Records from a collection of figures:
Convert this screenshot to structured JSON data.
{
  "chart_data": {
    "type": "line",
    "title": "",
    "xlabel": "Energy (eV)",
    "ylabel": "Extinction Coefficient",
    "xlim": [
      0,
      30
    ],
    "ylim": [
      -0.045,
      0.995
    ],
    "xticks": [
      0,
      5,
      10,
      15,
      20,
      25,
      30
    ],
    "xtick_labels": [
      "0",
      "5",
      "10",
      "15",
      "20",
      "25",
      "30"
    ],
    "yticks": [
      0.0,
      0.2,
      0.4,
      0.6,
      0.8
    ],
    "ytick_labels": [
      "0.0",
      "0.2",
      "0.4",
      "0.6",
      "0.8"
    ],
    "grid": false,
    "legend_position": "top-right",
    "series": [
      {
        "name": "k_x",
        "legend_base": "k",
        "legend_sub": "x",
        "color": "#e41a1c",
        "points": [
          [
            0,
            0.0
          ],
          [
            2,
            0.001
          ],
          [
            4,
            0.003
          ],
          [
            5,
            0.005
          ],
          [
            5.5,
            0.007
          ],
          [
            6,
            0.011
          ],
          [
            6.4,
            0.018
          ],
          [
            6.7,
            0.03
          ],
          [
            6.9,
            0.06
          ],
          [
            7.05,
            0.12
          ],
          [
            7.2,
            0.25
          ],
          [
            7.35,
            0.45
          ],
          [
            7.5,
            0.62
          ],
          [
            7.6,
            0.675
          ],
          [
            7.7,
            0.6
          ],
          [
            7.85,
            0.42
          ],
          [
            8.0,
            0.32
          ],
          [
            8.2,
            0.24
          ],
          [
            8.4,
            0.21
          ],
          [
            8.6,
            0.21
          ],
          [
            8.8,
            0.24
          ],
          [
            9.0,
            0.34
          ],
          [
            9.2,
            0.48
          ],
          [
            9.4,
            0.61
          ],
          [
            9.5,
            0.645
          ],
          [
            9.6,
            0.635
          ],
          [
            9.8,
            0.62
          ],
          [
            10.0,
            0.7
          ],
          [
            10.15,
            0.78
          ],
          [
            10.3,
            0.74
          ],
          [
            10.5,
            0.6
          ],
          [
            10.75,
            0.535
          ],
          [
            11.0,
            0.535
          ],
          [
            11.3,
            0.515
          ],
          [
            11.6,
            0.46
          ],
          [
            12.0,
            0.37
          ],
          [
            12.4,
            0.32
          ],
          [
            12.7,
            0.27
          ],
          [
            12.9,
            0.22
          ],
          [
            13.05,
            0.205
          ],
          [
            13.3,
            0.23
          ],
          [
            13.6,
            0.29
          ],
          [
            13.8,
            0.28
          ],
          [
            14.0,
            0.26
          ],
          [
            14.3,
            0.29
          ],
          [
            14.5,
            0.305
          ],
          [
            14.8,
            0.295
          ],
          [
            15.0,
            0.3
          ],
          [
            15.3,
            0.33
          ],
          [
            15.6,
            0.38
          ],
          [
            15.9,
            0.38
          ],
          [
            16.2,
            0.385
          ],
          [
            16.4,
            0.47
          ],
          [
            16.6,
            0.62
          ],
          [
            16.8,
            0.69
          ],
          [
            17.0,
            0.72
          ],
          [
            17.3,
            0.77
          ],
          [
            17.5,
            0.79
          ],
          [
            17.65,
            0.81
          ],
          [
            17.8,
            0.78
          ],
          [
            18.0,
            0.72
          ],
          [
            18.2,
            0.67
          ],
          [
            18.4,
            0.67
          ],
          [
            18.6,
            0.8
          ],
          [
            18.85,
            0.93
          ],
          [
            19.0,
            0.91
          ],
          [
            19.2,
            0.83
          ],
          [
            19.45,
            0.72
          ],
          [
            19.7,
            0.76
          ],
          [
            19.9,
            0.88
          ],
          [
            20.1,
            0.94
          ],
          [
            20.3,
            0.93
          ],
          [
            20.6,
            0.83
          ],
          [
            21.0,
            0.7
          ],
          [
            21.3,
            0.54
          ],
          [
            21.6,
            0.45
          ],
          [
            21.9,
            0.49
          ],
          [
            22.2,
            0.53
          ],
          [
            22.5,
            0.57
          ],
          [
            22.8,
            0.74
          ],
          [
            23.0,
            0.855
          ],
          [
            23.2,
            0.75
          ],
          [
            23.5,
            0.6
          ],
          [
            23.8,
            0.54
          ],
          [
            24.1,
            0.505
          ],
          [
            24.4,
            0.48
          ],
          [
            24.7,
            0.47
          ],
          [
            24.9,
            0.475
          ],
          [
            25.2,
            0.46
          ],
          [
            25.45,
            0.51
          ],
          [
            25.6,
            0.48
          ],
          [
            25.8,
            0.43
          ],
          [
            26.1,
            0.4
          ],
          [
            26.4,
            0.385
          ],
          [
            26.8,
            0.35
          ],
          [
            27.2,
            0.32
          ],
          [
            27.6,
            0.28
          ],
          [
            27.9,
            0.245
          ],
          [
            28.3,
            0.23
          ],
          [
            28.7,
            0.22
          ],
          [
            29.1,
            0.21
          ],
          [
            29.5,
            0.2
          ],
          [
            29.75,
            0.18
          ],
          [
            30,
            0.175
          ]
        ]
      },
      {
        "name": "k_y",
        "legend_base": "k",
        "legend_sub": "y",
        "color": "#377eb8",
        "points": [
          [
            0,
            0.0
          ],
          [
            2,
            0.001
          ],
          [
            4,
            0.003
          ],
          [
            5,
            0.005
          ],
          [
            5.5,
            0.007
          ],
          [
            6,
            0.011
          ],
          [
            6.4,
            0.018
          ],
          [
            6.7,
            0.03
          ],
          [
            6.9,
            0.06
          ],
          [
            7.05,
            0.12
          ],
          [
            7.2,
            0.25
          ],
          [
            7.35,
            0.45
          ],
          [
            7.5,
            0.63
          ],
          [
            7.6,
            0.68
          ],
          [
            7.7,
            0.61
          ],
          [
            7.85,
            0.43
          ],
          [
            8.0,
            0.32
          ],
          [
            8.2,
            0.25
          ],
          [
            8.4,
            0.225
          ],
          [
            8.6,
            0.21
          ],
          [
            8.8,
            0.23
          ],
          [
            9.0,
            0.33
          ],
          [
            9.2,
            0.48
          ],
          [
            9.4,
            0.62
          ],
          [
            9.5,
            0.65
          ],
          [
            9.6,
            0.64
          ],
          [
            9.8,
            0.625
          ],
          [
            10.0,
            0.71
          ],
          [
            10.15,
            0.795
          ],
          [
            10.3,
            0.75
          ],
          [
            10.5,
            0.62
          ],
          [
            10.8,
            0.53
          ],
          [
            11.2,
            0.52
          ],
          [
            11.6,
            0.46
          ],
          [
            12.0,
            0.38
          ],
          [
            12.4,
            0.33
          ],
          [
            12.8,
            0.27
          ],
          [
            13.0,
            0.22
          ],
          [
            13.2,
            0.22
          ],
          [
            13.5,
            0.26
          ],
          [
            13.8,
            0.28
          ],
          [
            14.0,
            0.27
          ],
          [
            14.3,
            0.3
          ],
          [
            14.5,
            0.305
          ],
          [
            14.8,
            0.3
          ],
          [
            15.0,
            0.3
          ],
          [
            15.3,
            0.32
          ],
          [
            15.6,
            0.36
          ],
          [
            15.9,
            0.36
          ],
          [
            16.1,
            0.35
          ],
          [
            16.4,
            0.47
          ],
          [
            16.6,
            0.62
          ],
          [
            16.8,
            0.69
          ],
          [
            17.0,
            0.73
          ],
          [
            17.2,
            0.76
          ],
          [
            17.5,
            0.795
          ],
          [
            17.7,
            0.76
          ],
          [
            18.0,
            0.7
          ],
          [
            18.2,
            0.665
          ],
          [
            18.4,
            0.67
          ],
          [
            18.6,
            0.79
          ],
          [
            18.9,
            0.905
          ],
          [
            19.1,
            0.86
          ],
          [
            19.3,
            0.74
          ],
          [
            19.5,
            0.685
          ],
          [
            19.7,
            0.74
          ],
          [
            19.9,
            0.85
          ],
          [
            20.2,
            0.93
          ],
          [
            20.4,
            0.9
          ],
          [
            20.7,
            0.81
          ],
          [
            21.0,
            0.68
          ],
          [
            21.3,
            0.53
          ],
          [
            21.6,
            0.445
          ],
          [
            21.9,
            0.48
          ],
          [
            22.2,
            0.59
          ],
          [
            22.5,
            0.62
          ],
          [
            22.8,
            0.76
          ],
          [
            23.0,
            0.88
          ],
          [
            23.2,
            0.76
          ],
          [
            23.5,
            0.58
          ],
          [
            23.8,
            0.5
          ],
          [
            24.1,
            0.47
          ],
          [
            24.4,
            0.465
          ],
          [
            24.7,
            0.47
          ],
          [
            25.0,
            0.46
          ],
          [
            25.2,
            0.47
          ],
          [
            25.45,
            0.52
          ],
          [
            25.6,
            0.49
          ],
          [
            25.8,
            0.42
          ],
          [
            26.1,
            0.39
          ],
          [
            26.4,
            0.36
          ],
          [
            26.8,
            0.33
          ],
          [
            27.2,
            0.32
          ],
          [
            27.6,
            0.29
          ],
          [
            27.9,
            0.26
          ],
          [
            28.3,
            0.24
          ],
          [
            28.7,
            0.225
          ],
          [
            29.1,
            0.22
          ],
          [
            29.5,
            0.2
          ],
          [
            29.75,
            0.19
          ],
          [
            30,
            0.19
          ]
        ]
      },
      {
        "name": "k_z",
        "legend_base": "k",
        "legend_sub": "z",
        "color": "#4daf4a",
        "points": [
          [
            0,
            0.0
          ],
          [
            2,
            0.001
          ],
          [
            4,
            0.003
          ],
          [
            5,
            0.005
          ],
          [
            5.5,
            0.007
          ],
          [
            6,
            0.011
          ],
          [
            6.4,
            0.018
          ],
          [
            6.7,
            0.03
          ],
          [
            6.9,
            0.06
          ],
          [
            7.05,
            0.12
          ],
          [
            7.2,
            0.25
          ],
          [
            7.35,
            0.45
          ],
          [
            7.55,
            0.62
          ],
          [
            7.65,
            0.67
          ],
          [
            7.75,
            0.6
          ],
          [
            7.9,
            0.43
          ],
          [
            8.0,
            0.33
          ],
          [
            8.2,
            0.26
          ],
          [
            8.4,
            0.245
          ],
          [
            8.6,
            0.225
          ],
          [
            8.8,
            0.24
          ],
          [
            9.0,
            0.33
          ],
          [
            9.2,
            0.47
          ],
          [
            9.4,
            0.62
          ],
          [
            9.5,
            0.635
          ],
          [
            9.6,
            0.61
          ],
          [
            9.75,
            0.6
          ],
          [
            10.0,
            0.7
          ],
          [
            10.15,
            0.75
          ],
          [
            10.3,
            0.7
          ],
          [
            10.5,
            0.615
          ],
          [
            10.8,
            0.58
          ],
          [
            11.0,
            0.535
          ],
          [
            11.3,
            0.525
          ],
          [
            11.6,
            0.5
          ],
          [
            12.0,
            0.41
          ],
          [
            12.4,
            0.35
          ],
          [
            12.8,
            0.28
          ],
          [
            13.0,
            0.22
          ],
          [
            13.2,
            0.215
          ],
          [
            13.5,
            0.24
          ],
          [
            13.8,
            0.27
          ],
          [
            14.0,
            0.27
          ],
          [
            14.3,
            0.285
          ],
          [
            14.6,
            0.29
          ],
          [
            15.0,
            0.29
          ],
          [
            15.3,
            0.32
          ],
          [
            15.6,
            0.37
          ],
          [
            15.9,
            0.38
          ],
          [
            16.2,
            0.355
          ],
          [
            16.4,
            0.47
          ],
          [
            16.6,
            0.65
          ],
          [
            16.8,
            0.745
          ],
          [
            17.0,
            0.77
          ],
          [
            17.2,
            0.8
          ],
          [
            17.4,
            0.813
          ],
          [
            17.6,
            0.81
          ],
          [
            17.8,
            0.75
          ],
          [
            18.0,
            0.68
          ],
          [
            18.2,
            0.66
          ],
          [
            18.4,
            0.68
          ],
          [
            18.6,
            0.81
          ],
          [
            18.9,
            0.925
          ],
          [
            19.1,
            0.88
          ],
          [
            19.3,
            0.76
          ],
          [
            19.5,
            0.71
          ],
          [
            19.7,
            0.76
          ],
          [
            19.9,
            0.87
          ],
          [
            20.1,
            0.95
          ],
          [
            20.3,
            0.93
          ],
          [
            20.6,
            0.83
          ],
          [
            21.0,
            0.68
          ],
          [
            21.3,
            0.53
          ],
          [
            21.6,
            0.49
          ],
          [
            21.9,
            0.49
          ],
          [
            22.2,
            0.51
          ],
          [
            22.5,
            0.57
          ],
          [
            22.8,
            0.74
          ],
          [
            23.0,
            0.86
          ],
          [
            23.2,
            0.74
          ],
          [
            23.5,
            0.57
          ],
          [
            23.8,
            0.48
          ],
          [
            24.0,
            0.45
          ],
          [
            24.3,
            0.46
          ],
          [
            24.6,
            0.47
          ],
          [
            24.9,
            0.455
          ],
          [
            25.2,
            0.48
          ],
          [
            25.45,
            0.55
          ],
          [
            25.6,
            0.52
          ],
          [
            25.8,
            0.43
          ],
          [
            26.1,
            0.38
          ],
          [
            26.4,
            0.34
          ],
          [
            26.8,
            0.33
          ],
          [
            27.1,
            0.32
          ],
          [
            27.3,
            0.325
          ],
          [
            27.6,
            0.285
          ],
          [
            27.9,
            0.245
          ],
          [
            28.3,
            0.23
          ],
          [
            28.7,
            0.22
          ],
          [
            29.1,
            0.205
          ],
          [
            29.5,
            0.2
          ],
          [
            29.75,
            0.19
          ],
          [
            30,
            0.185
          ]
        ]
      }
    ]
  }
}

Set exercise » Scan the material above. Return every line containing the string "color".

Completed exercise »
        "color": "#e41a1c",
        "color": "#377eb8",
        "color": "#4daf4a",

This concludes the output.